CONSIGNES
A - Selon le texte sur la bourse et les taux, à combien la BCE estime-t-elle l'impact du QE sur les taux 10-ans allemands ?
B - Reprenez le texte sur la bourse et les taux d'intérêt après sa dernière phrase et rédigez-en la suite.

TEXTE
- - - - - - -
Si la bourse continue son bonhomme de chemin à la hausse, cette semaine marque peut-être un point d’inflexion important sur la dynamique sous-jacente.

La hausse de la bourse s’accompagne d’une hausse des taux

La hausse des bourses en 2019 s’est accompagnée d’une baisse des taux d’intérêt. Il faut donc lire la performance boursière, en grande partie, comme une conséquence de la politique monétaire très laxiste des banques centrales : en particulier le virage de la Fed fin janvier et la dernière réunion de la BCE avec l’extension des « forward guidance ».

Depuis les plus bas sur le Bund, 0,055% sur le 10-ans allemand le 12 mars, la hausse de la bourse s’accompagne d’une hausse des taux. L’histoire est alors totalement différente, ce type de mouvement se lit plutôt comme un marché qui commence à adopter une vue plus constructive sur la croissance future.

La corrélation entre taux et bourse a d’ailleurs été assez élevé sur les 7 derniers jours comme le montre le graphique ci-dessous (une corrélation de 71% entre les deux courbes).

Autre signe dans le même ordre d’idées : la « Value » a surperformé sur la période récente. C’est très cohérent avec la progression des taux longs, mais c’est là-aussi un symptôme d’un marché plus optimiste sur la croissance future.

Conclusion : si la bourse semble continuer sa trajectoire, une lecture plus attentive montre que les déterminants ont fondamentalement changés sur la semaine passée. Bien sûr il est trop tôt pour tirer des conclusions, mais l’amélioration de l’indice de surprise économique européen ou la (petite !) embellie des indicateurs avancés milite pour une lecture similaire. A suivre.

Impact du QE de la BCE sur la courbe

La BCE vient de publier un papier intéressant sur l’impact du QE, « Taking stock of the Eurosystem’s asset purchase programme after the end of net asset purchases ». Le point le plus important est l’estimation de l’impact sur la courbe. L’impact sur les taux 10-ans allemands est estimé à 100 pdb. Hors PSPP, le Bund serait donc proche de 1,1%, ce qui semble effectivement un ordre de grandeur raisonnable. Cet effet doit s’estomper graduellement, l’impact ne sera plus que de 40 pdb en 2025 et de 10 pdb en 2033. L’effet stock, lié au portefeuille de titres détenus par la BCE, ainsi que les réinvestissements des tombés, devrait donc avoir des conséquences sur le long terme et dans cette logique, maintenir les taux longs à des niveaux modestes.
- - - - - - -
DONNÉES FOURNIES
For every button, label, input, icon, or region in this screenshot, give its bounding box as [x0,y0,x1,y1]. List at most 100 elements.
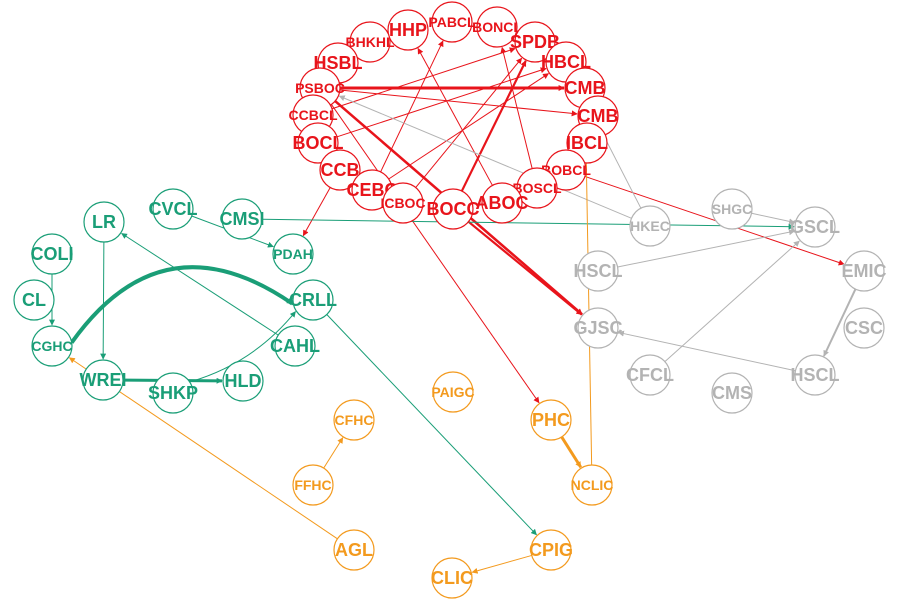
node-CVCL[interactable]: CVCL [149,188,198,230]
node-PABCL[interactable]: PABCL [428,1,476,43]
node-AGL[interactable]: AGL [333,529,375,571]
node-CGHC[interactable]: CGHC [31,325,73,367]
node-CFHC[interactable]: CFHC [333,399,375,441]
node-HKEC[interactable]: HKEC [629,205,671,247]
node-GJSC[interactable]: GJSC [573,307,623,349]
edge-PSBOC-to-PHC [331,104,540,404]
node-CCB[interactable]: CCB [319,149,361,191]
node-LR[interactable]: LR [83,201,125,243]
node-label: SHGC [712,201,752,217]
node-CRLL[interactable]: CRLL [289,279,337,321]
node-CLIC[interactable]: CLIC [431,557,473,599]
edge-BOCC-to-GJSC [467,220,583,316]
edge-PHC-to-NCLIC [560,436,583,469]
node-BOCC[interactable]: BOCC [427,188,480,230]
edge-CGHC-to-CRLL [70,265,294,344]
node-COLI[interactable]: COLI [31,233,74,275]
node-CMS[interactable]: CMS [711,372,753,414]
node-label: CMSI [220,209,265,229]
node-BOCL[interactable]: BOCL [293,122,344,164]
node-circle [292,279,334,321]
edge-CCBCL-to-SPDB [331,47,516,110]
node-circle [431,557,473,599]
node-SHGC[interactable]: SHGC [711,188,753,230]
node-label: COLI [31,244,74,264]
node-CFCL[interactable]: CFCL [626,354,674,396]
node-SHKP[interactable]: SHKP [148,372,198,414]
edge-HSCL1-to-GSCL [617,229,796,268]
node-CSC[interactable]: CSC [843,307,885,349]
node-label: ABOC [476,193,529,213]
node-label: PAIGC [431,384,474,400]
node-circle [432,188,474,230]
node-circle [577,250,619,292]
node-label: CCBCL [289,107,338,123]
edge-PSBOC-to-CMB2 [339,89,578,117]
node-label: PABCL [428,14,476,30]
edge-BOCL-to-HBCL [336,67,547,138]
edge-SHKP-to-CRLL [189,311,296,383]
node-circle [349,21,391,63]
node-circle [843,307,885,349]
node-label: CCB [321,160,360,180]
node-CL[interactable]: CL [13,279,55,321]
node-EMIC[interactable]: EMIC [842,250,887,292]
node-BOBCL[interactable]: BOBCL [541,149,591,191]
node-HSCL2[interactable]: HSCL [791,354,840,396]
node-circle [794,206,836,248]
node-label: SPDB [510,32,560,52]
node-label: CL [22,290,46,310]
node-circle [711,188,753,230]
edge-ABOC-to-HHP [417,47,493,186]
node-PHC[interactable]: PHC [530,399,572,441]
node-WREI[interactable]: WREI [80,359,127,401]
node-FFHC[interactable]: FFHC [292,464,334,506]
node-label: HSBL [314,53,363,73]
node-BHKHL[interactable]: BHKHL [346,21,395,63]
node-circle [272,233,314,275]
node-SPDB[interactable]: SPDB [510,21,560,63]
edge-ICBOC-to-SPDB [415,57,523,188]
node-circle [481,182,523,224]
node-HLD[interactable]: HLD [222,360,264,402]
node-label: CPIG [529,540,573,560]
node-circle [843,250,885,292]
node-label: CFHC [335,412,374,428]
node-NCLIC[interactable]: NCLIC [571,464,614,506]
node-PAIGC[interactable]: PAIGC [431,371,475,413]
node-label: HSCL [574,261,623,281]
node-label: BOCL [293,133,344,153]
edges-layer [49,40,857,574]
node-circle [83,201,125,243]
node-label: LR [92,212,116,232]
node-CAHL[interactable]: CAHL [270,325,320,367]
node-BONCL[interactable]: BONCL [472,6,522,48]
node-CMSI[interactable]: CMSI [220,198,265,240]
node-CPIG[interactable]: CPIG [529,529,573,571]
node-circle [794,354,836,396]
node-ABOC[interactable]: ABOC [476,182,529,224]
edge-CFCL-to-GSCL [664,240,800,363]
node-circle [530,399,572,441]
node-label: CMS [712,383,752,403]
node-label: CMB [578,106,619,126]
node-HSCL1[interactable]: HSCL [574,250,623,292]
node-CMB2[interactable]: CMB [577,95,619,137]
node-label: GJSC [573,318,622,338]
node-BOSCL[interactable]: BOSCL [513,167,562,209]
node-GSCL[interactable]: GSCL [790,206,840,248]
node-label: BOCC [427,199,480,219]
node-label: SHKP [148,383,198,403]
edge-LR-to-WREI [100,241,107,360]
node-ICBOC[interactable]: ICBOC [380,182,426,224]
node-PDAH[interactable]: PDAH [272,233,314,275]
node-circle [530,529,572,571]
node-label: CRLL [289,290,337,310]
edge-BOCC-to-SPDB [460,60,527,192]
node-circle [571,464,613,506]
node-label: CLIC [431,568,473,588]
node-circle [82,359,124,401]
node-HHP[interactable]: HHP [387,9,429,51]
node-label: BOBCL [541,162,591,178]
- - - - - - -
RÉPONSES
A - À 100 pdb.

B -
En utilisant les chiffres de la BCE et la courbe actuelle on peut reconstruire une courbe « ex-effet-QE » :

L’Europe est verte

Autre papier intéressant, « EU industrial policy after Siemens-Alstom », cette fois-ci du European Political Strategy Centre, un centre de recherche attaché à la Commission Européenne. L’article utilise la composition du « WilderHill New Energy Global Innovation Index » qui montre une concentration forte d’entreprises de l’Union Européenne, 8 dans les 20 premières, contre seulement 2 américaines et 6 chinoises. Les compagnies européennes représentent, d’après nos calculs, 37% de la capitalisation boursière de l’indice, les compagnies des Etats-Unis 26% (dont 13% pour Tesla), les Chinoises 13%.

Les progrès de l’Europe dans la transition vers une économie à faible intensité carbone a aussi permis de créer certaines des plus grosses entreprises mondiales dans le domaine.

L’investissement toujours aussi poussif

Les chiffres de commandes de biens d’investissement, un petit 0,3% de hausse, mais l’indicateur est toujours 1,4% en deçà de son plus haut récent. Il semble que l’indicateur, depuis le début du siècle, n’arrive pas à dépasser un certain niveau, malgré la progression du PIB, l’indice de commandes bute systématiquement sur 70 000.

Autre point : la BCE a aussi estimé l’impact par pays. Sur les quatre principaux pays :

100pdb pour l’Allemagne.
160 pour la France
225 pour l’Italie
205 pour l’Espagne.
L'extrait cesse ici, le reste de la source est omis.